**Written task**
Scan the data below. Pull out each line where "والرسوم" occurs.

(Collected data)

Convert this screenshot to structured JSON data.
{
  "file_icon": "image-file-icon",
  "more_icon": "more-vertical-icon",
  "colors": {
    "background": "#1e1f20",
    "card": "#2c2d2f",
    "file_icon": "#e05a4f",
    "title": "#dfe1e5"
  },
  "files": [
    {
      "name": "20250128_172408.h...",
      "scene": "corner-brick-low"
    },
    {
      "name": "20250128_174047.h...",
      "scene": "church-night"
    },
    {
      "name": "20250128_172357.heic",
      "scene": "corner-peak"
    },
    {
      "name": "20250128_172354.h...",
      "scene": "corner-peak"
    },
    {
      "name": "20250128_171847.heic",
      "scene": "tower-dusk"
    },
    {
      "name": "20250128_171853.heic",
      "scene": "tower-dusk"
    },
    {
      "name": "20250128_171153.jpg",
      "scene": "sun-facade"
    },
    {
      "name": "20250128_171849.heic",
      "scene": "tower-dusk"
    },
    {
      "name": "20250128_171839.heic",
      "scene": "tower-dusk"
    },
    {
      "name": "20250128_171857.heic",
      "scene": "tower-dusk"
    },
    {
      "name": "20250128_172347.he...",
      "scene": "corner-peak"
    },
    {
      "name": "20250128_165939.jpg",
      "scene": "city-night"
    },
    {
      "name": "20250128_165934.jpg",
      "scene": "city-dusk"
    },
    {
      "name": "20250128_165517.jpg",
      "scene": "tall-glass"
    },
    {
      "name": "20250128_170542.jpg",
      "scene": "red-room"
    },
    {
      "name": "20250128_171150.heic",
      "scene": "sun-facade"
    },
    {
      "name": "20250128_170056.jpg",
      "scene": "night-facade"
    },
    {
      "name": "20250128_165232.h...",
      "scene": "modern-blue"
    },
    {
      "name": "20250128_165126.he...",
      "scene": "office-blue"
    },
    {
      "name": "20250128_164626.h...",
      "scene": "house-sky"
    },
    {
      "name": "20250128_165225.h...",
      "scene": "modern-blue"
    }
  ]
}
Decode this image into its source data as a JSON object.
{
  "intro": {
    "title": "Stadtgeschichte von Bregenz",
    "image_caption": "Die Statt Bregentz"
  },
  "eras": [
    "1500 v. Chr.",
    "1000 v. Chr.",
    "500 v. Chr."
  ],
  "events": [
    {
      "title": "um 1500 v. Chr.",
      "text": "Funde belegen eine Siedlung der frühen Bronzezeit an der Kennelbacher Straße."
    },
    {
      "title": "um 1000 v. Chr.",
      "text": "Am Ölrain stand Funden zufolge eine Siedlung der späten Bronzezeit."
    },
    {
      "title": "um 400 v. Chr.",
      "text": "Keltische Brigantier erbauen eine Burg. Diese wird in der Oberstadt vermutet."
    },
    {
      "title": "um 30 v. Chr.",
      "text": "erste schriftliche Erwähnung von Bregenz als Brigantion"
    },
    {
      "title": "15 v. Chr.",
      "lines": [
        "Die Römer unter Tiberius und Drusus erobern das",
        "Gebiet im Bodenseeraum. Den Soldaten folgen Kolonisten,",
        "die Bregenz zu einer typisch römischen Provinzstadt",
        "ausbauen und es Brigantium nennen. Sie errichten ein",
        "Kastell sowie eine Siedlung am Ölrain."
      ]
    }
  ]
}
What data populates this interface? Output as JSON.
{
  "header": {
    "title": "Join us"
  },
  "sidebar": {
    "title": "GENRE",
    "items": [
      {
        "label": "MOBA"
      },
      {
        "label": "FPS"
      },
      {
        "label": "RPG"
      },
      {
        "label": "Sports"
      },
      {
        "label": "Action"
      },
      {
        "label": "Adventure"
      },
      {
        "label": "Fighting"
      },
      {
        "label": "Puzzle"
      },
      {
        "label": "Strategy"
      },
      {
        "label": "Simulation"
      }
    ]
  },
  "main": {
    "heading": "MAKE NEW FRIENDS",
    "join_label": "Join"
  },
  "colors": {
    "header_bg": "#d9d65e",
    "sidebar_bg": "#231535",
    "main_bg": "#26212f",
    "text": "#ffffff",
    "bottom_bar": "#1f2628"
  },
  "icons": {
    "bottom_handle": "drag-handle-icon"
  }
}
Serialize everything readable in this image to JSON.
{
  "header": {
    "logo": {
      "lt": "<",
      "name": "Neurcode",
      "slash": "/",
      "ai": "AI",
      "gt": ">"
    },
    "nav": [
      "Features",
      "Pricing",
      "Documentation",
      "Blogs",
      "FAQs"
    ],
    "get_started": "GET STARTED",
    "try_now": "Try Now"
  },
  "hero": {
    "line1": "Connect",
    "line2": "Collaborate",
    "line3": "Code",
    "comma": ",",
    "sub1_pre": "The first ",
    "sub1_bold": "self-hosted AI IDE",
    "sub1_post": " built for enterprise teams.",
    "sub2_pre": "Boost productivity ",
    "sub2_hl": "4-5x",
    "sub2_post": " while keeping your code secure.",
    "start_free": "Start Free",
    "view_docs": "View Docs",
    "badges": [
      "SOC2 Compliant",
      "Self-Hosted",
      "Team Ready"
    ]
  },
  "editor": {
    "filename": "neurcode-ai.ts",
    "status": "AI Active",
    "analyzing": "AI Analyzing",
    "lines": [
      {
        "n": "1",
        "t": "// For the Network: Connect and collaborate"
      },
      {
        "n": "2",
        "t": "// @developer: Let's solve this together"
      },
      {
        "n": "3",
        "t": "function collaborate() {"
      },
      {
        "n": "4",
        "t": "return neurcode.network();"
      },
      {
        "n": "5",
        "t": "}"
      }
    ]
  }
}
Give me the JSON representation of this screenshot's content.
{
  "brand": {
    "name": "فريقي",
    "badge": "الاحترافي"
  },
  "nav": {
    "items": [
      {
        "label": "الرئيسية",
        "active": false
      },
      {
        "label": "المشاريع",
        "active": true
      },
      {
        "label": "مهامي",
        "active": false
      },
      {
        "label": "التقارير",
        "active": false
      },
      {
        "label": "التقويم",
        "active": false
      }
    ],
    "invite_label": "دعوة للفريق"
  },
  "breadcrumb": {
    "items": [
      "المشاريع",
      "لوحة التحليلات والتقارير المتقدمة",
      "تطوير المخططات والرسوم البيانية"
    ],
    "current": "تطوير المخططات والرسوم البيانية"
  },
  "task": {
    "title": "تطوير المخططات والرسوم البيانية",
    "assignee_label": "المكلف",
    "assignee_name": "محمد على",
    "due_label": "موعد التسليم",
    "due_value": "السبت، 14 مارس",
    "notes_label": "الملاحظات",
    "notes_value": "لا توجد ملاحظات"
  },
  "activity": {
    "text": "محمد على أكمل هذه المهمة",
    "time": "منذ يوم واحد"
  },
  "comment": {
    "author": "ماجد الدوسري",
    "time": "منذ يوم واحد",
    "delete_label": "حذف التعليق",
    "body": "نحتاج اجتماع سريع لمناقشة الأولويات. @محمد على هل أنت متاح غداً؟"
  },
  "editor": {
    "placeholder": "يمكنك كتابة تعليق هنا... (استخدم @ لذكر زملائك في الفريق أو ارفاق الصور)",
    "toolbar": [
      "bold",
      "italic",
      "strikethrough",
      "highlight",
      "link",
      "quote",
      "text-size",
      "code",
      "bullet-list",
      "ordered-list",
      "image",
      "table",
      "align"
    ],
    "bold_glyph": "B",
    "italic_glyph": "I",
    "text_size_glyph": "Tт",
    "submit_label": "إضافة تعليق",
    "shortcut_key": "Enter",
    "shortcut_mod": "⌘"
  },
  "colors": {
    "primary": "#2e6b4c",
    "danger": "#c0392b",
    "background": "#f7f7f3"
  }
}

**Correct output**
      "تطوير المخططات والرسوم البيانية"
    "current": "تطوير المخططات والرسوم البيانية"
    "title": "تطوير المخططات والرسوم البيانية",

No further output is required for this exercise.